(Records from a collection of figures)
########################################
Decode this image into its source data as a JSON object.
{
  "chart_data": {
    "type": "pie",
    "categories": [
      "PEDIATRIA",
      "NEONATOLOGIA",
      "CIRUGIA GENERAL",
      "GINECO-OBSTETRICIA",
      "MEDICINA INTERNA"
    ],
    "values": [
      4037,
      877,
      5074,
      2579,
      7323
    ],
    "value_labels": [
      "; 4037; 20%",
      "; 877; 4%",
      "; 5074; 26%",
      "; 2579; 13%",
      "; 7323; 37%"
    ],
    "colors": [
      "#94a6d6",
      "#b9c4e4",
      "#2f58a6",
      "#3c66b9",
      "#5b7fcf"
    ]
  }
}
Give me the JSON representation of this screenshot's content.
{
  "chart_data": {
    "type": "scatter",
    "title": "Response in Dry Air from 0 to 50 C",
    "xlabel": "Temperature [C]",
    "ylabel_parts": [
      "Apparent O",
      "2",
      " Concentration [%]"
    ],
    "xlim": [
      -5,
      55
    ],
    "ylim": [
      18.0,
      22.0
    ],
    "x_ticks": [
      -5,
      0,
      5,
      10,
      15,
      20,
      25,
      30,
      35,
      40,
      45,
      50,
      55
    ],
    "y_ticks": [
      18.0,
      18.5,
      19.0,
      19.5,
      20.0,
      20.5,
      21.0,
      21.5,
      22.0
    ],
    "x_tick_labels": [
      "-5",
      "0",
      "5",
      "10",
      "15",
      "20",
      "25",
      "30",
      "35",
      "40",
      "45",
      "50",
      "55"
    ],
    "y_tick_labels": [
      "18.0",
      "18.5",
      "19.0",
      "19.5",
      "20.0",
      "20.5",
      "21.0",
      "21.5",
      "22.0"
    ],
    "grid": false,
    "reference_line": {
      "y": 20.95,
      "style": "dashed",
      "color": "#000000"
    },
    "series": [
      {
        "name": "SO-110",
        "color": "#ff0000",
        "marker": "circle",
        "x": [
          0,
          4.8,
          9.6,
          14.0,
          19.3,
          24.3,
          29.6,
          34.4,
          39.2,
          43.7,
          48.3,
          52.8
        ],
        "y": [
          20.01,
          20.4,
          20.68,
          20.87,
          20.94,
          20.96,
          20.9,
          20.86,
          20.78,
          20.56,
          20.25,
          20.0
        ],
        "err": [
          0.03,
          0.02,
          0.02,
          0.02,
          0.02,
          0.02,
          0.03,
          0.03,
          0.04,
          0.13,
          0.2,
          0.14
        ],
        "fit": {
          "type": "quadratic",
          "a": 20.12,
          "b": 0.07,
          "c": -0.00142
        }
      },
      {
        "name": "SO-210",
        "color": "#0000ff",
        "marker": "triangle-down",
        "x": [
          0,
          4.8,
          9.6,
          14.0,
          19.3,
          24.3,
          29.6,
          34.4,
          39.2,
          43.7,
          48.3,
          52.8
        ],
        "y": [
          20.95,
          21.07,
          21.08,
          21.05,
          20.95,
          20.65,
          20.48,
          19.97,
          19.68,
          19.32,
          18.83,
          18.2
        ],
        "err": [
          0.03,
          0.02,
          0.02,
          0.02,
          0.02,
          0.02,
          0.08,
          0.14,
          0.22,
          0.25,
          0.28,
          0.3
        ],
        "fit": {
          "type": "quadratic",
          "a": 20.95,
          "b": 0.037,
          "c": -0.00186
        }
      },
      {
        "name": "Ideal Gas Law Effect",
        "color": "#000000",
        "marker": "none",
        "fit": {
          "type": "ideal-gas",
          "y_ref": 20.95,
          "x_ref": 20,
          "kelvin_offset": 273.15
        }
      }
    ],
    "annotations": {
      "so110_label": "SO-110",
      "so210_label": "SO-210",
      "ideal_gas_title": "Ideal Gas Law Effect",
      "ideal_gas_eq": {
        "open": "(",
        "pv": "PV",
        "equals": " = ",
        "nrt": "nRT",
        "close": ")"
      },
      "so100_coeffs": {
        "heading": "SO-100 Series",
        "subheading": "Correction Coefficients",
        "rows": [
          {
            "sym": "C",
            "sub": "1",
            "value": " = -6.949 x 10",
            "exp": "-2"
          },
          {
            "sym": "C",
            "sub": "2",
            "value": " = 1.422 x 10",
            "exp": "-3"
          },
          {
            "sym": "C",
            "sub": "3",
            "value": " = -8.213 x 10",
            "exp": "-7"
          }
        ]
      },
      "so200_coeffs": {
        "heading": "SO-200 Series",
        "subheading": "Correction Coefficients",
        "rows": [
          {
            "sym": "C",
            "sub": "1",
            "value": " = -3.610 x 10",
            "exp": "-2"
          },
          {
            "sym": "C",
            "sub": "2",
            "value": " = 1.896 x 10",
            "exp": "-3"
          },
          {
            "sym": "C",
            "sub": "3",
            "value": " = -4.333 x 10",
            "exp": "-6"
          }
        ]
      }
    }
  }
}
########################################
- [TASK REQUIREMENTS]: Extract all of the data shown above without alteration.

- [SOLUTION TO THIS EXERCISE]:
Decode this image into its source data as a JSON object.
{
  "chart_data": {
    "type": "pie",
    "categories": [
      "PEDIATRIA",
      "NEONATOLOGIA",
      "CIRUGIA GENERAL",
      "GINECO-OBSTETRICIA",
      "MEDICINA INTERNA"
    ],
    "values": [
      4037,
      877,
      5074,
      2579,
      7323
    ],
    "value_labels": [
      "; 4037; 20%",
      "; 877; 4%",
      "; 5074; 26%",
      "; 2579; 13%",
      "; 7323; 37%"
    ],
    "colors": [
      "#94a6d6",
      "#b9c4e4",
      "#2f58a6",
      "#3c66b9",
      "#5b7fcf"
    ]
  }
}
Give me the JSON representation of this screenshot's content.
{
  "chart_data": {
    "type": "scatter",
    "title": "Response in Dry Air from 0 to 50 C",
    "xlabel": "Temperature [C]",
    "ylabel_parts": [
      "Apparent O",
      "2",
      " Concentration [%]"
    ],
    "xlim": [
      -5,
      55
    ],
    "ylim": [
      18.0,
      22.0
    ],
    "x_ticks": [
      -5,
      0,
      5,
      10,
      15,
      20,
      25,
      30,
      35,
      40,
      45,
      50,
      55
    ],
    "y_ticks": [
      18.0,
      18.5,
      19.0,
      19.5,
      20.0,
      20.5,
      21.0,
      21.5,
      22.0
    ],
    "x_tick_labels": [
      "-5",
      "0",
      "5",
      "10",
      "15",
      "20",
      "25",
      "30",
      "35",
      "40",
      "45",
      "50",
      "55"
    ],
    "y_tick_labels": [
      "18.0",
      "18.5",
      "19.0",
      "19.5",
      "20.0",
      "20.5",
      "21.0",
      "21.5",
      "22.0"
    ],
    "grid": false,
    "reference_line": {
      "y": 20.95,
      "style": "dashed",
      "color": "#000000"
    },
    "series": [
      {
        "name": "SO-110",
        "color": "#ff0000",
        "marker": "circle",
        "x": [
          0,
          4.8,
          9.6,
          14.0,
          19.3,
          24.3,
          29.6,
          34.4,
          39.2,
          43.7,
          48.3,
          52.8
        ],
        "y": [
          20.01,
          20.4,
          20.68,
          20.87,
          20.94,
          20.96,
          20.9,
          20.86,
          20.78,
          20.56,
          20.25,
          20.0
        ],
        "err": [
          0.03,
          0.02,
          0.02,
          0.02,
          0.02,
          0.02,
          0.03,
          0.03,
          0.04,
          0.13,
          0.2,
          0.14
        ],
        "fit": {
          "type": "quadratic",
          "a": 20.12,
          "b": 0.07,
          "c": -0.00142
        }
      },
      {
        "name": "SO-210",
        "color": "#0000ff",
        "marker": "triangle-down",
        "x": [
          0,
          4.8,
          9.6,
          14.0,
          19.3,
          24.3,
          29.6,
          34.4,
          39.2,
          43.7,
          48.3,
          52.8
        ],
        "y": [
          20.95,
          21.07,
          21.08,
          21.05,
          20.95,
          20.65,
          20.48,
          19.97,
          19.68,
          19.32,
          18.83,
          18.2
        ],
        "err": [
          0.03,
          0.02,
          0.02,
          0.02,
          0.02,
          0.02,
          0.08,
          0.14,
          0.22,
          0.25,
          0.28,
          0.3
        ],
        "fit": {
          "type": "quadratic",
          "a": 20.95,
          "b": 0.037,
          "c": -0.00186
        }
      },
      {
        "name": "Ideal Gas Law Effect",
        "color": "#000000",
        "marker": "none",
        "fit": {
          "type": "ideal-gas",
          "y_ref": 20.95,
          "x_ref": 20,
          "kelvin_offset": 273.15
        }
      }
    ],
    "annotations": {
      "so110_label": "SO-110",
      "so210_label": "SO-210",
      "ideal_gas_title": "Ideal Gas Law Effect",
      "ideal_gas_eq": {
        "open": "(",
        "pv": "PV",
        "equals": " = ",
        "nrt": "nRT",
        "close": ")"
      },
      "so100_coeffs": {
        "heading": "SO-100 Series",
        "subheading": "Correction Coefficients",
        "rows": [
          {
            "sym": "C",
            "sub": "1",
            "value": " = -6.949 x 10",
            "exp": "-2"
          },
          {
            "sym": "C",
            "sub": "2",
            "value": " = 1.422 x 10",
            "exp": "-3"
          },
          {
            "sym": "C",
            "sub": "3",
            "value": " = -8.213 x 10",
            "exp": "-7"
          }
        ]
      },
      "so200_coeffs": {
        "heading": "SO-200 Series",
        "subheading": "Correction Coefficients",
        "rows": [
          {
            "sym": "C",
            "sub": "1",
            "value": " = -3.610 x 10",
            "exp": "-2"
          },
          {
            "sym": "C",
            "sub": "2",
            "value": " = 1.896 x 10",
            "exp": "-3"
          },
          {
            "sym": "C",
            "sub": "3",
            "value": " = -4.333 x 10",
            "exp": "-6"
          }
        ]
      }
    }
  }
}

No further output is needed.